-- START --
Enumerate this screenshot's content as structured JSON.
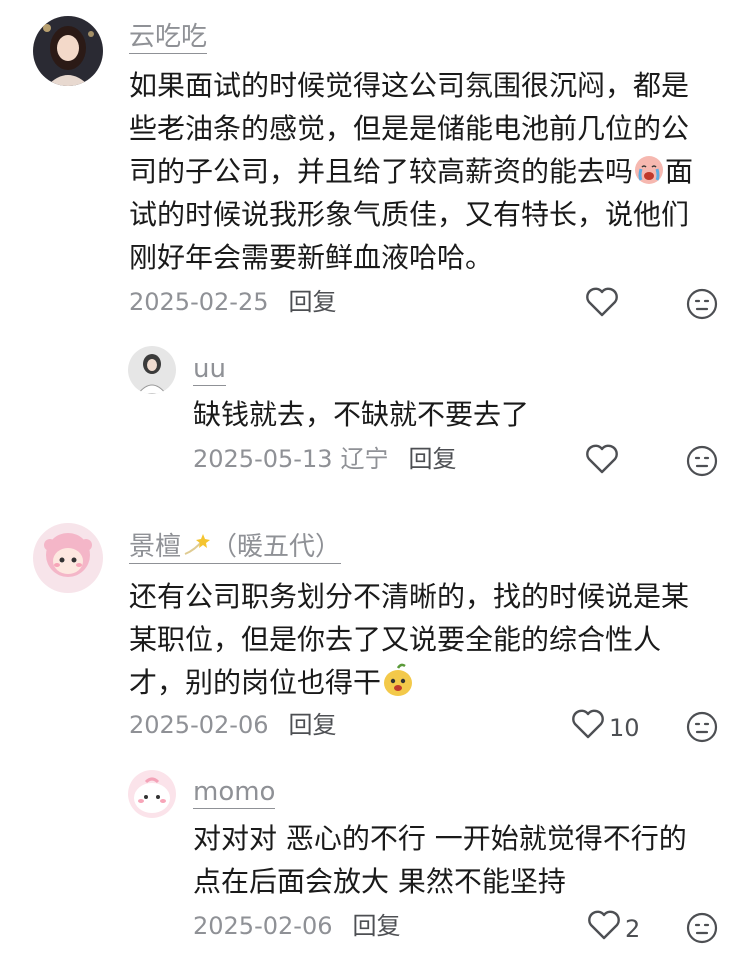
{
  "comments": [
    {
      "username": "云吃吃",
      "text": "如果面试的时候觉得这公司氛围很沉闷，都是些老油条的感觉，但是是储能电池前几位的公司的子公司，并且给了较高薪资的能去吗",
      "text_after_emoji": "面试的时候说我形象气质佳，又有特长，说他们刚好年会需要新鲜血液哈哈。",
      "inline_emoji": "crying-face-emoji",
      "date": "2025-02-25",
      "reply_label": "回复",
      "likes": ""
    },
    {
      "username": "uu",
      "text": "缺钱就去，不缺就不要去了",
      "date": "2025-05-13",
      "region": "辽宁",
      "reply_label": "回复",
      "likes": ""
    },
    {
      "username": "景檀",
      "username_suffix": "（暖五代）",
      "username_emoji": "dizzy-star-emoji",
      "text": "还有公司职务划分不清晰的，找的时候说是某某职位，但是你去了又说要全能的综合性人才，别的岗位也得干",
      "inline_emoji": "mango-face-emoji",
      "date": "2025-02-06",
      "reply_label": "回复",
      "likes": "10"
    },
    {
      "username": "momo",
      "text": "对对对 恶心的不行 一开始就觉得不行的点在后面会放大 果然不能坚持",
      "date": "2025-02-06",
      "reply_label": "回复",
      "likes": "2"
    }
  ],
  "icons": {
    "like": "heart-outline-icon",
    "reaction": "neutral-face-icon"
  },
  "colors": {
    "text": "#1a1a1a",
    "meta": "#8f9196",
    "icon": "#4d4f53"
  }
}
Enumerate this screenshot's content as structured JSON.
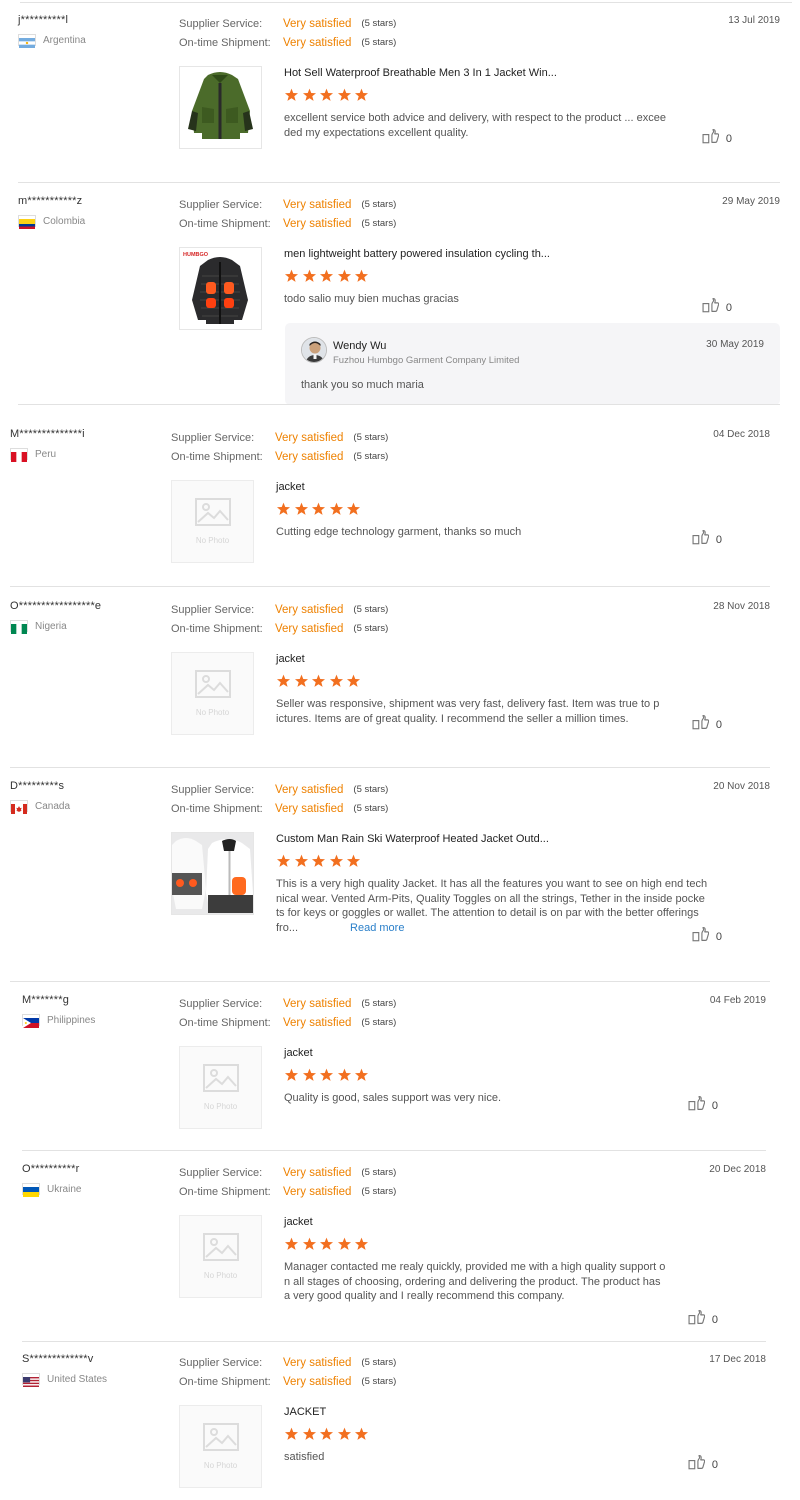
{
  "labels": {
    "supplier_service": "Supplier Service:",
    "ontime_shipment": "On-time Shipment:",
    "no_photo": "No Photo",
    "read_more": "Read more"
  },
  "colors": {
    "accent": "#ee8100",
    "star": "#f26f1f",
    "link": "#2a7fc9"
  },
  "reviews": [
    {
      "buyer": "j**********l",
      "country": "Argentina",
      "flag_icon": "argentina-flag-icon",
      "supplier_service": "Very satisfied",
      "supplier_service_stars": "(5 stars)",
      "ontime_shipment": "Very satisfied",
      "ontime_shipment_stars": "(5 stars)",
      "date": "13 Jul 2019",
      "product_title": "Hot Sell Waterproof Breathable Men 3 In 1 Jacket Win...",
      "product_rating": 5,
      "feedback": [
        "excellent service both advice and delivery, with respect to the product ... excee",
        "ded my expectations excellent quality."
      ],
      "likes": "0",
      "image": "green-jacket-photo"
    },
    {
      "buyer": "m***********z",
      "country": "Colombia",
      "flag_icon": "colombia-flag-icon",
      "supplier_service": "Very satisfied",
      "supplier_service_stars": "(5 stars)",
      "ontime_shipment": "Very satisfied",
      "ontime_shipment_stars": "(5 stars)",
      "date": "29 May 2019",
      "product_title": "men lightweight battery powered insulation cycling th...",
      "product_rating": 5,
      "feedback": [
        "todo salio muy bien muchas gracias"
      ],
      "likes": "0",
      "image": "heated-jacket-photo",
      "image_brand": "HUMBGO",
      "reply": {
        "name": "Wendy Wu",
        "company": "Fuzhou Humbgo Garment Company Limited",
        "date": "30 May 2019",
        "text": "thank you so much maria"
      }
    },
    {
      "buyer": "M**************i",
      "country": "Peru",
      "flag_icon": "peru-flag-icon",
      "supplier_service": "Very satisfied",
      "supplier_service_stars": "(5 stars)",
      "ontime_shipment": "Very satisfied",
      "ontime_shipment_stars": "(5 stars)",
      "date": "04 Dec 2018",
      "product_title": "jacket",
      "product_rating": 5,
      "feedback": [
        "Cutting edge technology garment, thanks so much"
      ],
      "likes": "0",
      "image": "no-photo"
    },
    {
      "buyer": "O*****************e",
      "country": "Nigeria",
      "flag_icon": "nigeria-flag-icon",
      "supplier_service": "Very satisfied",
      "supplier_service_stars": "(5 stars)",
      "ontime_shipment": "Very satisfied",
      "ontime_shipment_stars": "(5 stars)",
      "date": "28 Nov 2018",
      "product_title": "jacket",
      "product_rating": 5,
      "feedback": [
        "Seller was responsive, shipment was very fast, delivery fast. Item was true to p",
        "ictures. Items are of great quality. I recommend the seller a million times."
      ],
      "likes": "0",
      "image": "no-photo"
    },
    {
      "buyer": "D*********s",
      "country": "Canada",
      "flag_icon": "canada-flag-icon",
      "supplier_service": "Very satisfied",
      "supplier_service_stars": "(5 stars)",
      "ontime_shipment": "Very satisfied",
      "ontime_shipment_stars": "(5 stars)",
      "date": "20 Nov 2018",
      "product_title": "Custom Man Rain Ski Waterproof Heated Jacket Outd...",
      "product_rating": 5,
      "feedback": [
        "This is a very high quality Jacket. It has all the features you want to see on high end tech",
        "nical wear. Vented Arm-Pits, Quality Toggles on all the strings, Tether in the inside pocke",
        "ts for keys or goggles or wallet. The attention to detail is on par with the better offerings",
        "fro..."
      ],
      "read_more": true,
      "likes": "0",
      "image": "ski-jacket-photo"
    },
    {
      "buyer": "M*******g",
      "country": "Philippines",
      "flag_icon": "philippines-flag-icon",
      "supplier_service": "Very satisfied",
      "supplier_service_stars": "(5 stars)",
      "ontime_shipment": "Very satisfied",
      "ontime_shipment_stars": "(5 stars)",
      "date": "04 Feb 2019",
      "product_title": "jacket",
      "product_rating": 5,
      "feedback": [
        "Quality is good, sales support was very nice."
      ],
      "likes": "0",
      "image": "no-photo"
    },
    {
      "buyer": "O**********r",
      "country": "Ukraine",
      "flag_icon": "ukraine-flag-icon",
      "supplier_service": "Very satisfied",
      "supplier_service_stars": "(5 stars)",
      "ontime_shipment": "Very satisfied",
      "ontime_shipment_stars": "(5 stars)",
      "date": "20 Dec 2018",
      "product_title": "jacket",
      "product_rating": 5,
      "feedback": [
        "Manager contacted me realy quickly, provided me with a high quality support o",
        "n all stages of choosing, ordering and delivering the product. The product has",
        "a very good quality and I really recommend this company."
      ],
      "likes": "0",
      "image": "no-photo"
    },
    {
      "buyer": "S*************v",
      "country": "United States",
      "flag_icon": "usa-flag-icon",
      "supplier_service": "Very satisfied",
      "supplier_service_stars": "(5 stars)",
      "ontime_shipment": "Very satisfied",
      "ontime_shipment_stars": "(5 stars)",
      "date": "17 Dec 2018",
      "product_title": "JACKET",
      "product_rating": 5,
      "feedback": [
        "satisfied"
      ],
      "likes": "0",
      "image": "no-photo"
    }
  ]
}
-- END --
**WHAT NEEDS TO BE DONE**
Write the full listing out again with every line unchanged, but include no pictures.

**SOLUTION**
Enumerate this screenshot's content as structured JSON.
{
  "comments": [
    {
      "username": "云吃吃",
      "text": "如果面试的时候觉得这公司氛围很沉闷，都是些老油条的感觉，但是是储能电池前几位的公司的子公司，并且给了较高薪资的能去吗",
      "text_after_emoji": "面试的时候说我形象气质佳，又有特长，说他们刚好年会需要新鲜血液哈哈。",
      "inline_emoji": "crying-face-emoji",
      "date": "2025-02-25",
      "reply_label": "回复",
      "likes": ""
    },
    {
      "username": "uu",
      "text": "缺钱就去，不缺就不要去了",
      "date": "2025-05-13",
      "region": "辽宁",
      "reply_label": "回复",
      "likes": ""
    },
    {
      "username": "景檀",
      "username_suffix": "（暖五代）",
      "username_emoji": "dizzy-star-emoji",
      "text": "还有公司职务划分不清晰的，找的时候说是某某职位，但是你去了又说要全能的综合性人才，别的岗位也得干",
      "inline_emoji": "mango-face-emoji",
      "date": "2025-02-06",
      "reply_label": "回复",
      "likes": "10"
    },
    {
      "username": "momo",
      "text": "对对对 恶心的不行 一开始就觉得不行的点在后面会放大 果然不能坚持",
      "date": "2025-02-06",
      "reply_label": "回复",
      "likes": "2"
    }
  ],
  "icons": {
    "like": "heart-outline-icon",
    "reaction": "neutral-face-icon"
  },
  "colors": {
    "text": "#1a1a1a",
    "meta": "#8f9196",
    "icon": "#4d4f53"
  }
}
Enumerate this screenshot's content as structured JSON.
{
  "labels": {
    "supplier_service": "Supplier Service:",
    "ontime_shipment": "On-time Shipment:",
    "no_photo": "No Photo",
    "read_more": "Read more"
  },
  "colors": {
    "accent": "#ee8100",
    "star": "#f26f1f",
    "link": "#2a7fc9"
  },
  "reviews": [
    {
      "buyer": "j**********l",
      "country": "Argentina",
      "flag_icon": "argentina-flag-icon",
      "supplier_service": "Very satisfied",
      "supplier_service_stars": "(5 stars)",
      "ontime_shipment": "Very satisfied",
      "ontime_shipment_stars": "(5 stars)",
      "date": "13 Jul 2019",
      "product_title": "Hot Sell Waterproof Breathable Men 3 In 1 Jacket Win...",
      "product_rating": 5,
      "feedback": [
        "excellent service both advice and delivery, with respect to the product ... excee",
        "ded my expectations excellent quality."
      ],
      "likes": "0",
      "image": "green-jacket-photo"
    },
    {
      "buyer": "m***********z",
      "country": "Colombia",
      "flag_icon": "colombia-flag-icon",
      "supplier_service": "Very satisfied",
      "supplier_service_stars": "(5 stars)",
      "ontime_shipment": "Very satisfied",
      "ontime_shipment_stars": "(5 stars)",
      "date": "29 May 2019",
      "product_title": "men lightweight battery powered insulation cycling th...",
      "product_rating": 5,
      "feedback": [
        "todo salio muy bien muchas gracias"
      ],
      "likes": "0",
      "image": "heated-jacket-photo",
      "image_brand": "HUMBGO",
      "reply": {
        "name": "Wendy Wu",
        "company": "Fuzhou Humbgo Garment Company Limited",
        "date": "30 May 2019",
        "text": "thank you so much maria"
      }
    },
    {
      "buyer": "M**************i",
      "country": "Peru",
      "flag_icon": "peru-flag-icon",
      "supplier_service": "Very satisfied",
      "supplier_service_stars": "(5 stars)",
      "ontime_shipment": "Very satisfied",
      "ontime_shipment_stars": "(5 stars)",
      "date": "04 Dec 2018",
      "product_title": "jacket",
      "product_rating": 5,
      "feedback": [
        "Cutting edge technology garment, thanks so much"
      ],
      "likes": "0",
      "image": "no-photo"
    },
    {
      "buyer": "O*****************e",
      "country": "Nigeria",
      "flag_icon": "nigeria-flag-icon",
      "supplier_service": "Very satisfied",
      "supplier_service_stars": "(5 stars)",
      "ontime_shipment": "Very satisfied",
      "ontime_shipment_stars": "(5 stars)",
      "date": "28 Nov 2018",
      "product_title": "jacket",
      "product_rating": 5,
      "feedback": [
        "Seller was responsive, shipment was very fast, delivery fast. Item was true to p",
        "ictures. Items are of great quality. I recommend the seller a million times."
      ],
      "likes": "0",
      "image": "no-photo"
    },
    {
      "buyer": "D*********s",
      "country": "Canada",
      "flag_icon": "canada-flag-icon",
      "supplier_service": "Very satisfied",
      "supplier_service_stars": "(5 stars)",
      "ontime_shipment": "Very satisfied",
      "ontime_shipment_stars": "(5 stars)",
      "date": "20 Nov 2018",
      "product_title": "Custom Man Rain Ski Waterproof Heated Jacket Outd...",
      "product_rating": 5,
      "feedback": [
        "This is a very high quality Jacket. It has all the features you want to see on high end tech",
        "nical wear. Vented Arm-Pits, Quality Toggles on all the strings, Tether in the inside pocke",
        "ts for keys or goggles or wallet. The attention to detail is on par with the better offerings",
        "fro..."
      ],
      "read_more": true,
      "likes": "0",
      "image": "ski-jacket-photo"
    },
    {
      "buyer": "M*******g",
      "country": "Philippines",
      "flag_icon": "philippines-flag-icon",
      "supplier_service": "Very satisfied",
      "supplier_service_stars": "(5 stars)",
      "ontime_shipment": "Very satisfied",
      "ontime_shipment_stars": "(5 stars)",
      "date": "04 Feb 2019",
      "product_title": "jacket",
      "product_rating": 5,
      "feedback": [
        "Quality is good, sales support was very nice."
      ],
      "likes": "0",
      "image": "no-photo"
    },
    {
      "buyer": "O**********r",
      "country": "Ukraine",
      "flag_icon": "ukraine-flag-icon",
      "supplier_service": "Very satisfied",
      "supplier_service_stars": "(5 stars)",
      "ontime_shipment": "Very satisfied",
      "ontime_shipment_stars": "(5 stars)",
      "date": "20 Dec 2018",
      "product_title": "jacket",
      "product_rating": 5,
      "feedback": [
        "Manager contacted me realy quickly, provided me with a high quality support o",
        "n all stages of choosing, ordering and delivering the product. The product has",
        "a very good quality and I really recommend this company."
      ],
      "likes": "0",
      "image": "no-photo"
    },
    {
      "buyer": "S*************v",
      "country": "United States",
      "flag_icon": "usa-flag-icon",
      "supplier_service": "Very satisfied",
      "supplier_service_stars": "(5 stars)",
      "ontime_shipment": "Very satisfied",
      "ontime_shipment_stars": "(5 stars)",
      "date": "17 Dec 2018",
      "product_title": "JACKET",
      "product_rating": 5,
      "feedback": [
        "satisfied"
      ],
      "likes": "0",
      "image": "no-photo"
    }
  ]
}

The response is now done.